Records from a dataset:
****************************************

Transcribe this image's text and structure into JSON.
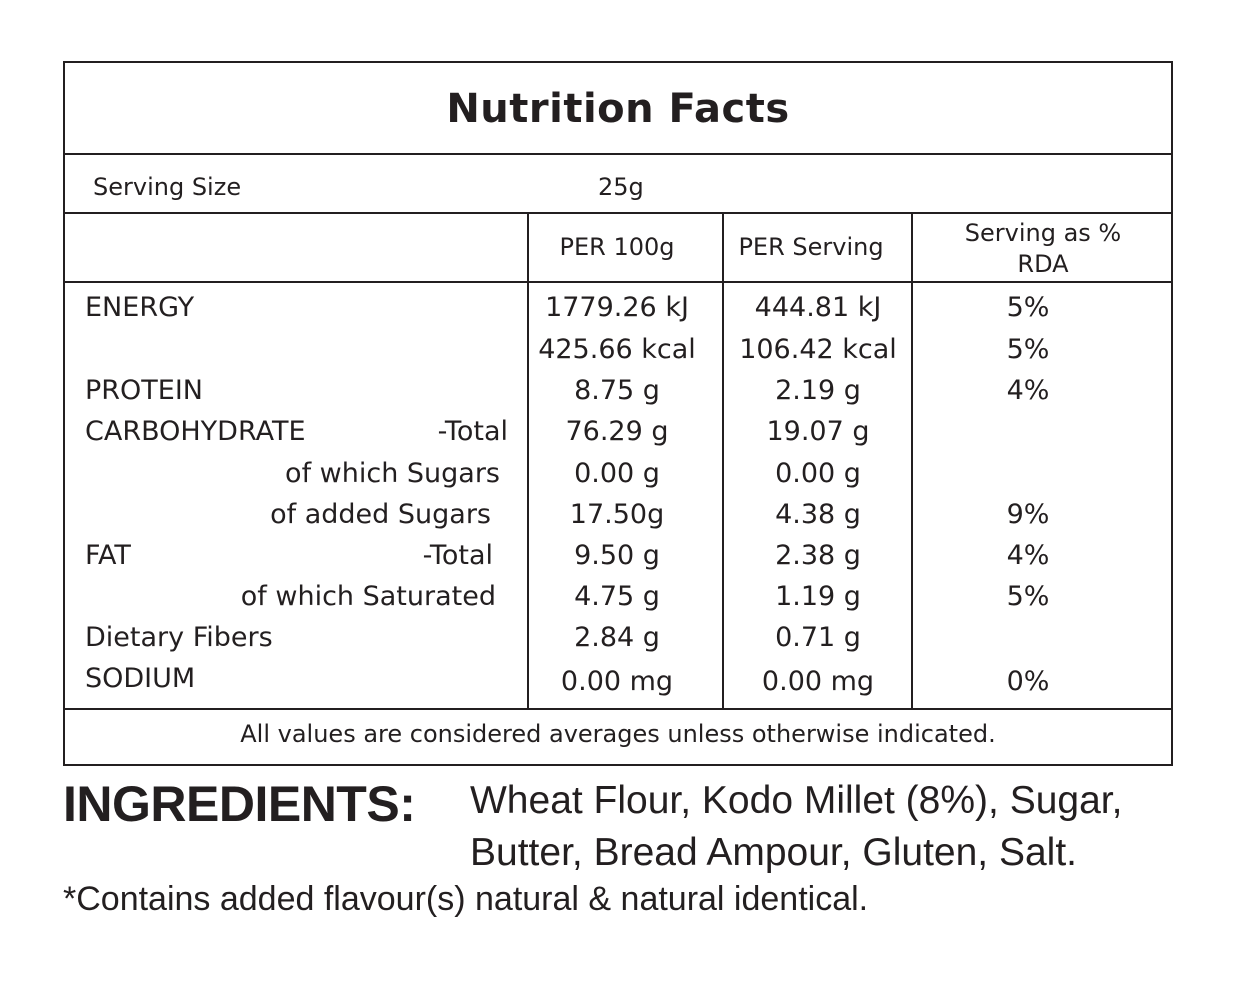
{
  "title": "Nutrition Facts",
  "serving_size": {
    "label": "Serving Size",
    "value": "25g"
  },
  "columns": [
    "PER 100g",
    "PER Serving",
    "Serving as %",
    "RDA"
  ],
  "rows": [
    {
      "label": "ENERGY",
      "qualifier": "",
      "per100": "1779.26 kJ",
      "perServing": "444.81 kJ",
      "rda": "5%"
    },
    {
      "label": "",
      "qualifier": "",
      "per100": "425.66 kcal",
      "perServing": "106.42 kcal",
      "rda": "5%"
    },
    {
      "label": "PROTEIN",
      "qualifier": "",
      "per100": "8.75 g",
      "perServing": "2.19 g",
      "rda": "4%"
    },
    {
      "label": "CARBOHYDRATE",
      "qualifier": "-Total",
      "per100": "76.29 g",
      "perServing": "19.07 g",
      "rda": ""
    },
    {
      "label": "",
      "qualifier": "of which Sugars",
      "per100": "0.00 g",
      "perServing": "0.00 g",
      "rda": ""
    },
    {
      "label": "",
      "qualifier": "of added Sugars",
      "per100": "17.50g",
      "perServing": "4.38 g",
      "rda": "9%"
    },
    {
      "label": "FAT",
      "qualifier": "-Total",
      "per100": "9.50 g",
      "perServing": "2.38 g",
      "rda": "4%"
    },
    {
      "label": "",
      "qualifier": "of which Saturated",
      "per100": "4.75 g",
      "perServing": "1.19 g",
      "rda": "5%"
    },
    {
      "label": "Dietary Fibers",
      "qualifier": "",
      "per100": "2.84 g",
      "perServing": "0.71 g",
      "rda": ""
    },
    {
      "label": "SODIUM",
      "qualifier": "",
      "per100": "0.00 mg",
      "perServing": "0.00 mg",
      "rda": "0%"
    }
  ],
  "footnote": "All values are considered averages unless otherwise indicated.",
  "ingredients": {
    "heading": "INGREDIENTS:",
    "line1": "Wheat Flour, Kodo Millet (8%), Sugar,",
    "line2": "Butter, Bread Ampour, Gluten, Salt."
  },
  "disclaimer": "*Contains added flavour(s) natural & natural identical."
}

****************************************

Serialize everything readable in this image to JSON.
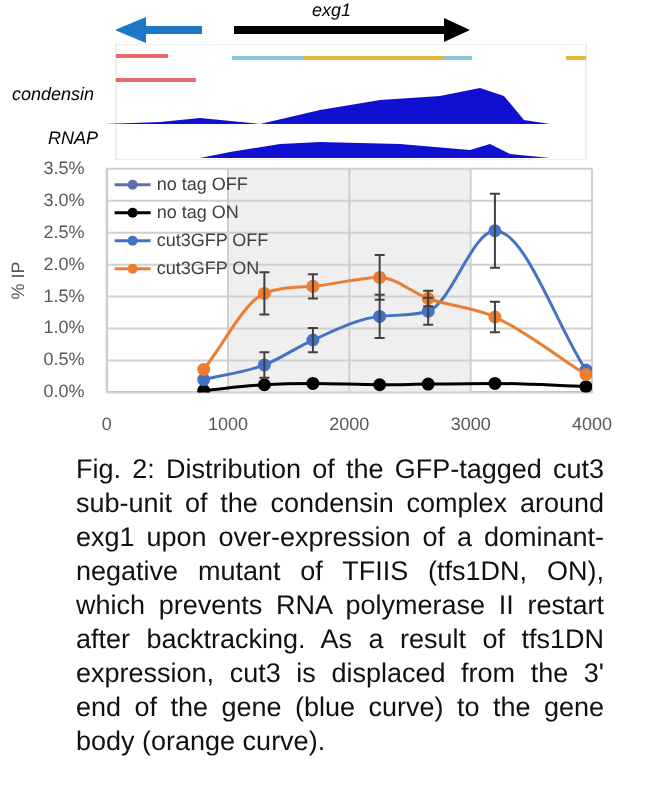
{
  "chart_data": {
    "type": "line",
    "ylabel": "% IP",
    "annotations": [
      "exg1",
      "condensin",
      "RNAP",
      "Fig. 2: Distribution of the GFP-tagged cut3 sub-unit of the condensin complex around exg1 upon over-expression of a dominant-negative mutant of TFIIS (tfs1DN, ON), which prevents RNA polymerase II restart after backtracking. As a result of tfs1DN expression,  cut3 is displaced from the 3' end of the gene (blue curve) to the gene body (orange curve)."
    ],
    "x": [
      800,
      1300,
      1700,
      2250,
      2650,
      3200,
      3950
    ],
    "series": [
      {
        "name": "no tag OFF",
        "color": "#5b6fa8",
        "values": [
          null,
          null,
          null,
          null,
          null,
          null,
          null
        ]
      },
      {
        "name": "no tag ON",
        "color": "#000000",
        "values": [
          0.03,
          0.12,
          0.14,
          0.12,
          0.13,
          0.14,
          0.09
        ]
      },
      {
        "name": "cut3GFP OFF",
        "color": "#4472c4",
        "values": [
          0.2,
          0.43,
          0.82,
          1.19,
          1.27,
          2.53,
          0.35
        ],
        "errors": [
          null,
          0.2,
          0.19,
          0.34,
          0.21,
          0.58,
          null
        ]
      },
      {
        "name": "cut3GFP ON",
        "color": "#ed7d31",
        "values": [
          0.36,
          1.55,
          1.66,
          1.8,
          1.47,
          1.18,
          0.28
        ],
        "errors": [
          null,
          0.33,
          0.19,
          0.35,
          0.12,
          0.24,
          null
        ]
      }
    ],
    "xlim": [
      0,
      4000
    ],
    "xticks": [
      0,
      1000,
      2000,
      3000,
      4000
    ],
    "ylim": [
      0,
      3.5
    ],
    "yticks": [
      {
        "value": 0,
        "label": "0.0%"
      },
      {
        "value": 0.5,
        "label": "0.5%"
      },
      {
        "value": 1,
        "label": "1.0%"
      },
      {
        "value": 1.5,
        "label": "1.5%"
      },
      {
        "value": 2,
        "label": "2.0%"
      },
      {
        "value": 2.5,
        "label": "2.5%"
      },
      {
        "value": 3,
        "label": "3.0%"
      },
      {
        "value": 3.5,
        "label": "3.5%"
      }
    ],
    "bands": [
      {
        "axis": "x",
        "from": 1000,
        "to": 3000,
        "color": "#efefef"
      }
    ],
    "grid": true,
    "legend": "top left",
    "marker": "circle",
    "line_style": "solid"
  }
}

****************************************

Return all lines in the data that include the word "color".

## OUTPUT
        "color": "#5b6fa8",
        "color": "#000000",
        "color": "#4472c4",
        "color": "#ed7d31",
        "color": "#efefef"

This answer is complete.